→ **WRITTEN INSTRUCTION**:
Leave out the pictures and repeat the rest of the material exactly.

→ **DATA FOR THE TASK**:
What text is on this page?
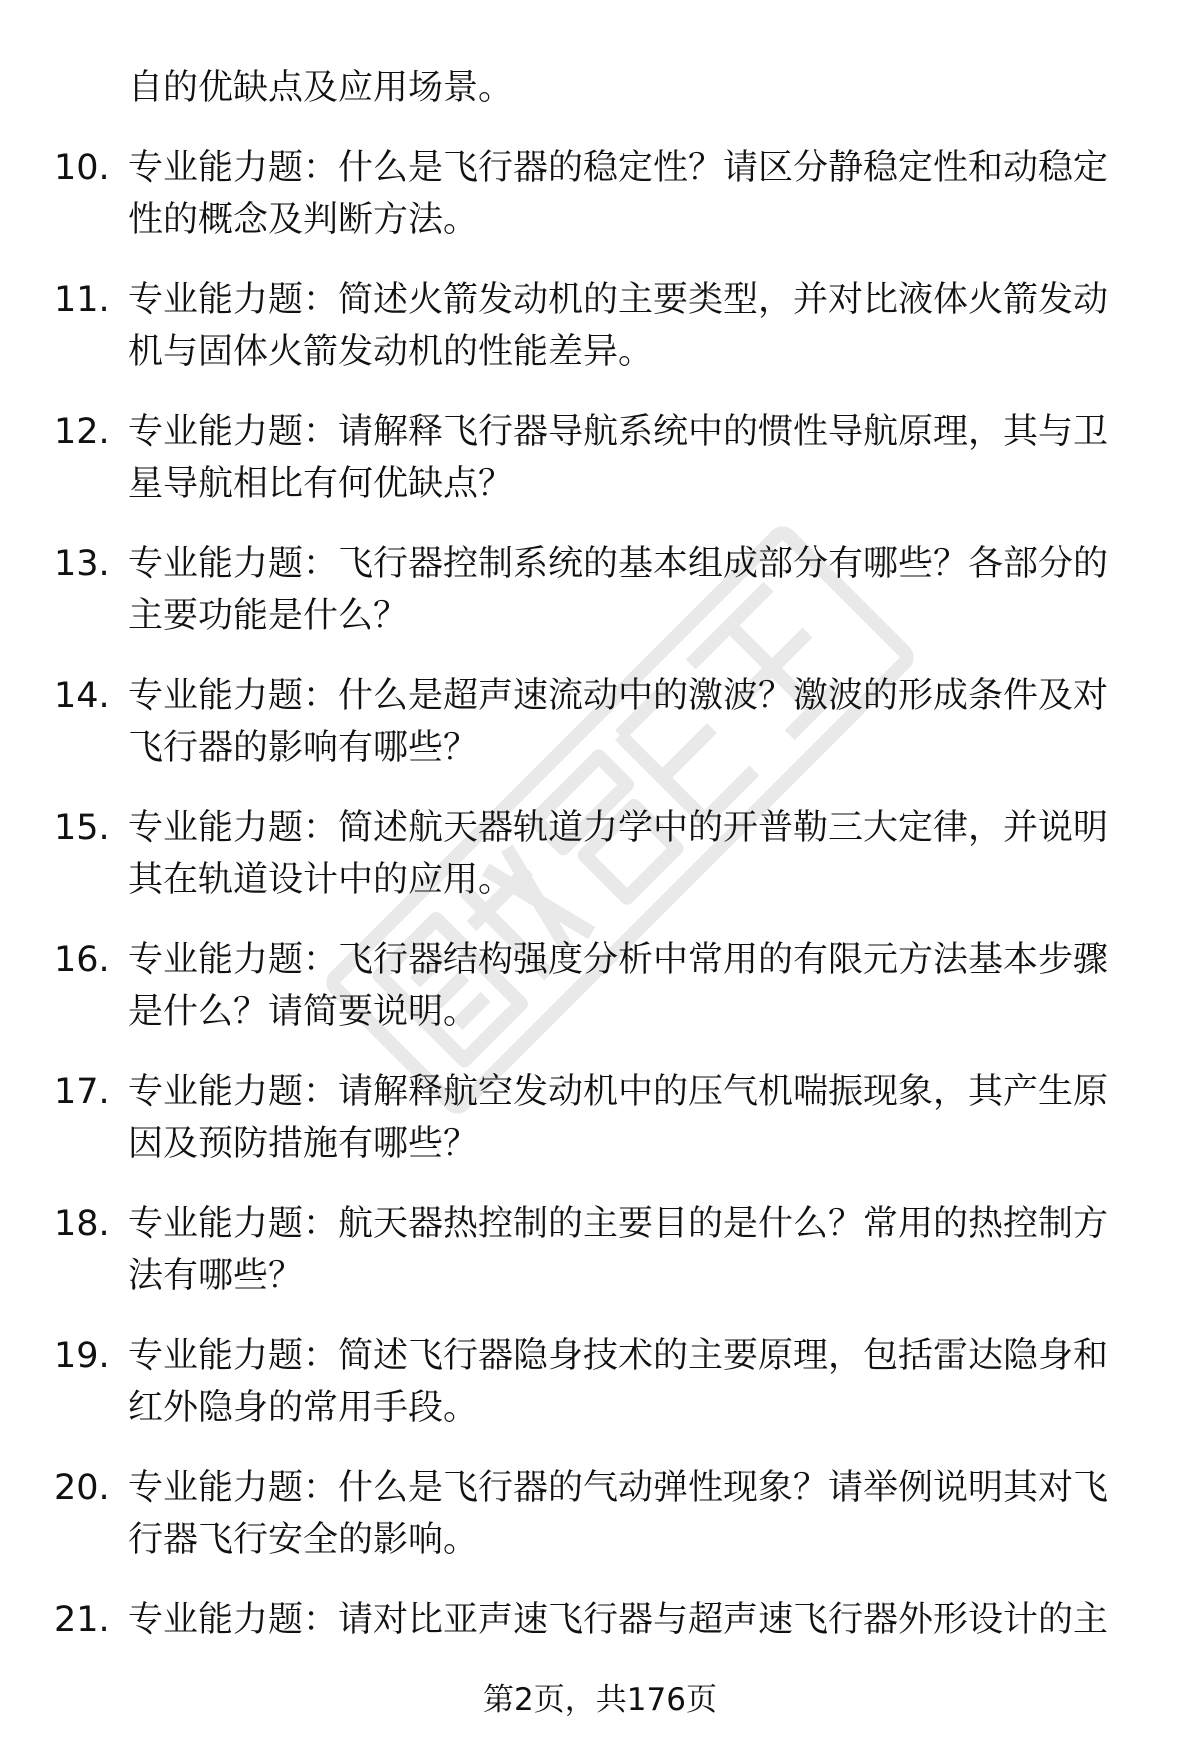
自的优缺点及应用场景。

10. 专业能力题：什么是飞行器的稳定性？请区分静稳定性和动稳定性的概念及判断方法。

11. 专业能力题：简述火箭发动机的主要类型，并对比液体火箭发动机与固体火箭发动机的性能差异。

12. 专业能力题：请解释飞行器导航系统中的惯性导航原理，其与卫星导航相比有何优缺点？

13. 专业能力题：飞行器控制系统的基本组成部分有哪些？各部分的主要功能是什么？

14. 专业能力题：什么是超声速流动中的激波？激波的形成条件及对飞行器的影响有哪些？

15. 专业能力题：简述航天器轨道力学中的开普勒三大定律，并说明其在轨道设计中的应用。

16. 专业能力题：飞行器结构强度分析中常用的有限元方法基本步骤是什么？请简要说明。

17. 专业能力题：请解释航空发动机中的压气机喘振现象，其产生原因及预防措施有哪些？

18. 专业能力题：航天器热控制的主要目的是什么？常用的热控制方法有哪些？

19. 专业能力题：简述飞行器隐身技术的主要原理，包括雷达隐身和红外隐身的常用手段。

20. 专业能力题：什么是飞行器的气动弹性现象？请举例说明其对飞行器飞行安全的影响。

21. 专业能力题：请对比亚声速飞行器与超声速飞行器外形设计的主

第2页，共176页
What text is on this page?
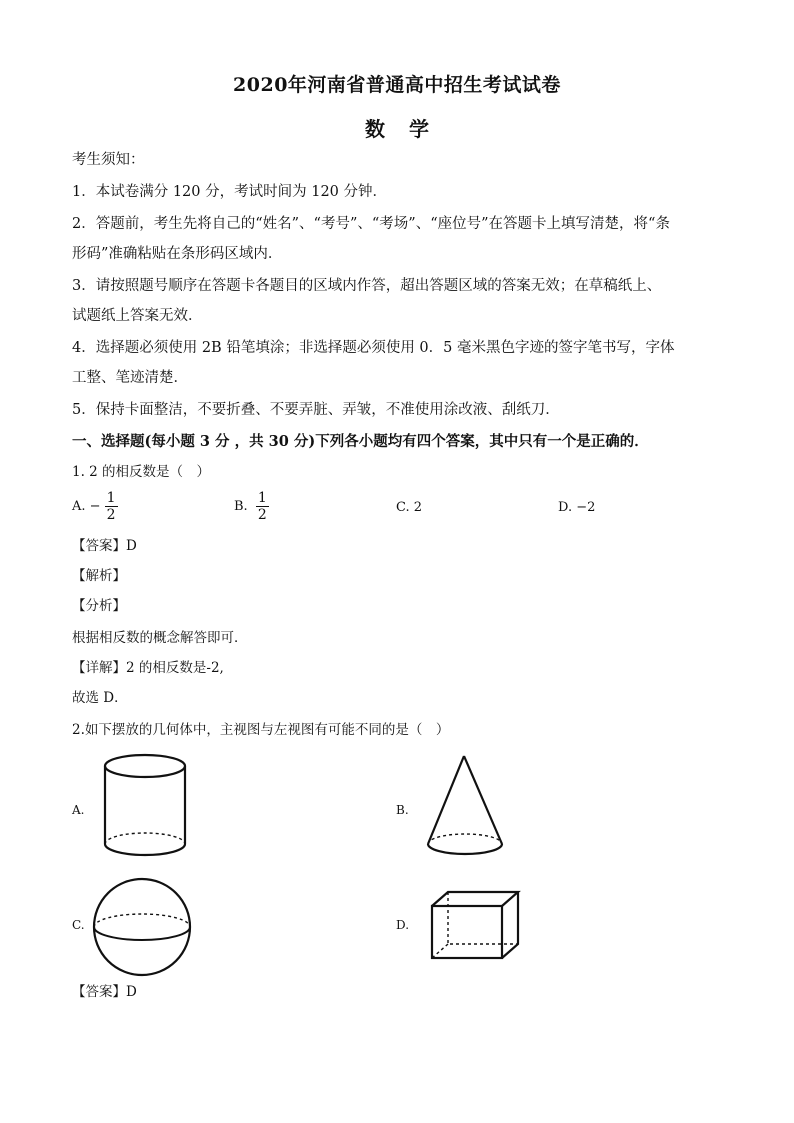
2020年河南省普通高中招生考试试卷
数 学
考生须知：
1．本试卷满分 120 分，考试时间为 120 分钟．
2．答题前，考生先将自己的“姓名”、“考号”、“考场”、“座位号”在答题卡上填写清楚，将“条
形码”准确粘贴在条形码区域内．
3．请按照题号顺序在答题卡各题目的区域内作答，超出答题区域的答案无效；在草稿纸上、
试题纸上答案无效．
4．选择题必须使用 2B 铅笔填涂；非选择题必须使用 0．5 毫米黑色字迹的签字笔书写，字体
工整、笔迹清楚．
5．保持卡面整洁，不要折叠、不要弄脏、弄皱，不准使用涂改液、刮纸刀．
一、选择题(每小题 3 分 ，共 30 分)下列各小题均有四个答案，其中只有一个是正确的．
1. 2 的相反数是（　）
A. − $\frac{1}{2}$	B. $\frac{1}{2}$	C. 2	D. −2
【答案】D
【解析】
【分析】
根据相反数的概念解答即可．
【详解】2 的相反数是-2,
故选 D．
2.如下摆放的几何体中，主视图与左视图有可能不同的是（　）
A.	B.
C.	D.
【答案】D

→ **SOLUTION TO THE EXERCISE**:
What text is on this page?
自的优缺点及应用场景。

10. 专业能力题：什么是飞行器的稳定性？请区分静稳定性和动稳定性的概念及判断方法。

11. 专业能力题：简述火箭发动机的主要类型，并对比液体火箭发动机与固体火箭发动机的性能差异。

12. 专业能力题：请解释飞行器导航系统中的惯性导航原理，其与卫星导航相比有何优缺点？

13. 专业能力题：飞行器控制系统的基本组成部分有哪些？各部分的主要功能是什么？

14. 专业能力题：什么是超声速流动中的激波？激波的形成条件及对飞行器的影响有哪些？

15. 专业能力题：简述航天器轨道力学中的开普勒三大定律，并说明其在轨道设计中的应用。

16. 专业能力题：飞行器结构强度分析中常用的有限元方法基本步骤是什么？请简要说明。

17. 专业能力题：请解释航空发动机中的压气机喘振现象，其产生原因及预防措施有哪些？

18. 专业能力题：航天器热控制的主要目的是什么？常用的热控制方法有哪些？

19. 专业能力题：简述飞行器隐身技术的主要原理，包括雷达隐身和红外隐身的常用手段。

20. 专业能力题：什么是飞行器的气动弹性现象？请举例说明其对飞行器飞行安全的影响。

21. 专业能力题：请对比亚声速飞行器与超声速飞行器外形设计的主

第2页，共176页
What text is on this page?
2020年河南省普通高中招生考试试卷
数 学
考生须知：
1．本试卷满分 120 分，考试时间为 120 分钟．
2．答题前，考生先将自己的“姓名”、“考号”、“考场”、“座位号”在答题卡上填写清楚，将“条
形码”准确粘贴在条形码区域内．
3．请按照题号顺序在答题卡各题目的区域内作答，超出答题区域的答案无效；在草稿纸上、
试题纸上答案无效．
4．选择题必须使用 2B 铅笔填涂；非选择题必须使用 0．5 毫米黑色字迹的签字笔书写，字体
工整、笔迹清楚．
5．保持卡面整洁，不要折叠、不要弄脏、弄皱，不准使用涂改液、刮纸刀．
一、选择题(每小题 3 分 ，共 30 分)下列各小题均有四个答案，其中只有一个是正确的．
1. 2 的相反数是（　）
A. − $\frac{1}{2}$	B. $\frac{1}{2}$	C. 2	D. −2
【答案】D
【解析】
【分析】
根据相反数的概念解答即可．
【详解】2 的相反数是-2,
故选 D．
2.如下摆放的几何体中，主视图与左视图有可能不同的是（　）
A.	B.
C.	D.
【答案】D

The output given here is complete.